◆ **DIRECTIONS FOR THIS TASK**: Check each line of the listing for the word "South" and give only the number of lines that have it.

-- start of PROVIDED INFORMATION --

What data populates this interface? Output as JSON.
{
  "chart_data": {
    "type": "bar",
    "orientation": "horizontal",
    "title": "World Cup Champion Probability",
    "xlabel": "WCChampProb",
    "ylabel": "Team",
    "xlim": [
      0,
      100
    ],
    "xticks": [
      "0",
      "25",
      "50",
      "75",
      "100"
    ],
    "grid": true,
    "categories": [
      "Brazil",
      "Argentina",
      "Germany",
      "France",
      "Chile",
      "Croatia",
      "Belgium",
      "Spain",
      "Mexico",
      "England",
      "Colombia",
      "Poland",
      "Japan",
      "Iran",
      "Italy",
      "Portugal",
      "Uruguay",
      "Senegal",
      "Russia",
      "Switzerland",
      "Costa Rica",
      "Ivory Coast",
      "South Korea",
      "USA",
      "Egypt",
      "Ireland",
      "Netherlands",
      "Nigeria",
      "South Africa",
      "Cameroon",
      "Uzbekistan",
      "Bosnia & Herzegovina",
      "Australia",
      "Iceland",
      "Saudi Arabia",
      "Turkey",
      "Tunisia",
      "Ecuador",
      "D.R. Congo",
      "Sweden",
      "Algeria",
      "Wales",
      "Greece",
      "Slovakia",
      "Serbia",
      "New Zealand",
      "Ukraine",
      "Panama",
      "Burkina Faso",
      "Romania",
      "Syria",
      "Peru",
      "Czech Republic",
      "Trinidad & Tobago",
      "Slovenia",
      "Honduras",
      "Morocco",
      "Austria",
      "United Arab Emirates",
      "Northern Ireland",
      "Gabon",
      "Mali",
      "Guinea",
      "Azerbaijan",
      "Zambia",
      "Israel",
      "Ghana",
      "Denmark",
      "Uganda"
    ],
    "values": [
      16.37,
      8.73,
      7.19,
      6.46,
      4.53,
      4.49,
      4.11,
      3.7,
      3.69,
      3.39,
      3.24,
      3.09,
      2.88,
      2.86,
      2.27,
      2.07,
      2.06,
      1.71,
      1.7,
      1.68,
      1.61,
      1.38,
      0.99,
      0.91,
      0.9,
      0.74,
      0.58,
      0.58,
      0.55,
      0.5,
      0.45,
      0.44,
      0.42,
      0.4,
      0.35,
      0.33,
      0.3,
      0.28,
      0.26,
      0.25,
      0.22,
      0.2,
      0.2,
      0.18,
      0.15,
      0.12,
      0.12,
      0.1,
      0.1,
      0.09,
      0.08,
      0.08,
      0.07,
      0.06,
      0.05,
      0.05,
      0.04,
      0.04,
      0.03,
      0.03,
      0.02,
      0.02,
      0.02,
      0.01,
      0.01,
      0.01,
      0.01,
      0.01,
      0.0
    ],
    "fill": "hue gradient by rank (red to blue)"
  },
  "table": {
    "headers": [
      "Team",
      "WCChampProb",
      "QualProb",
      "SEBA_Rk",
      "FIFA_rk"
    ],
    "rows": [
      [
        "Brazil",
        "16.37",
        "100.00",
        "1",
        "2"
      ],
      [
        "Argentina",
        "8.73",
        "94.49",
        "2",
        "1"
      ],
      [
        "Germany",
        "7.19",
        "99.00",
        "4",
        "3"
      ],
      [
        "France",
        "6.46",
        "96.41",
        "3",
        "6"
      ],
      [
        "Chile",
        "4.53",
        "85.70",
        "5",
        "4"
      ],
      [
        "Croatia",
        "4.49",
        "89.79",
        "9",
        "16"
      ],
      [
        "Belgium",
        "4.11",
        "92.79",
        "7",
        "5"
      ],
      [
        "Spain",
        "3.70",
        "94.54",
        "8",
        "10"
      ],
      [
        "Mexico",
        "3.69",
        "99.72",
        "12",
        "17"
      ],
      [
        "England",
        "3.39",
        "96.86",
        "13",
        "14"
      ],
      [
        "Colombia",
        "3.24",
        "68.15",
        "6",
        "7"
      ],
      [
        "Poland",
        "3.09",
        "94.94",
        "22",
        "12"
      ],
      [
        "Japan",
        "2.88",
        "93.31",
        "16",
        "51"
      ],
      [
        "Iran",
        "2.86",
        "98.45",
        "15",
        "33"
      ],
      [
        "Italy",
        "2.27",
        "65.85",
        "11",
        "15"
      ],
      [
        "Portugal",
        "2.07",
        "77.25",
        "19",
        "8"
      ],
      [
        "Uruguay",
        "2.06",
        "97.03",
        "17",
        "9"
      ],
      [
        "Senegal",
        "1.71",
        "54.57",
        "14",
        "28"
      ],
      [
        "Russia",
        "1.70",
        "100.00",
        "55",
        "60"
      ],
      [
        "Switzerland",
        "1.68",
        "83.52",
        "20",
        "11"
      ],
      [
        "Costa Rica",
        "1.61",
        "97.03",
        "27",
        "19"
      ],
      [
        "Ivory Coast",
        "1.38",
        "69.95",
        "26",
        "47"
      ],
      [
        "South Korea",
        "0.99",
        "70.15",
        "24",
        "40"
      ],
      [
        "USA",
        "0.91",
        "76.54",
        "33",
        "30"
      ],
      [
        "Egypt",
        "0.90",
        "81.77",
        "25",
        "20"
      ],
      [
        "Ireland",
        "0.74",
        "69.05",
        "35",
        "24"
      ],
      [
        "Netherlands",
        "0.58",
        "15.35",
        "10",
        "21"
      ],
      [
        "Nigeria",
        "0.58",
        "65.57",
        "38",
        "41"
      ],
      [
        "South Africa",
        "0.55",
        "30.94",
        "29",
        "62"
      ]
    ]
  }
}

-- end of PROVIDED INFORMATION --

◆ **OUTPUT FOR THIS TASK**: 4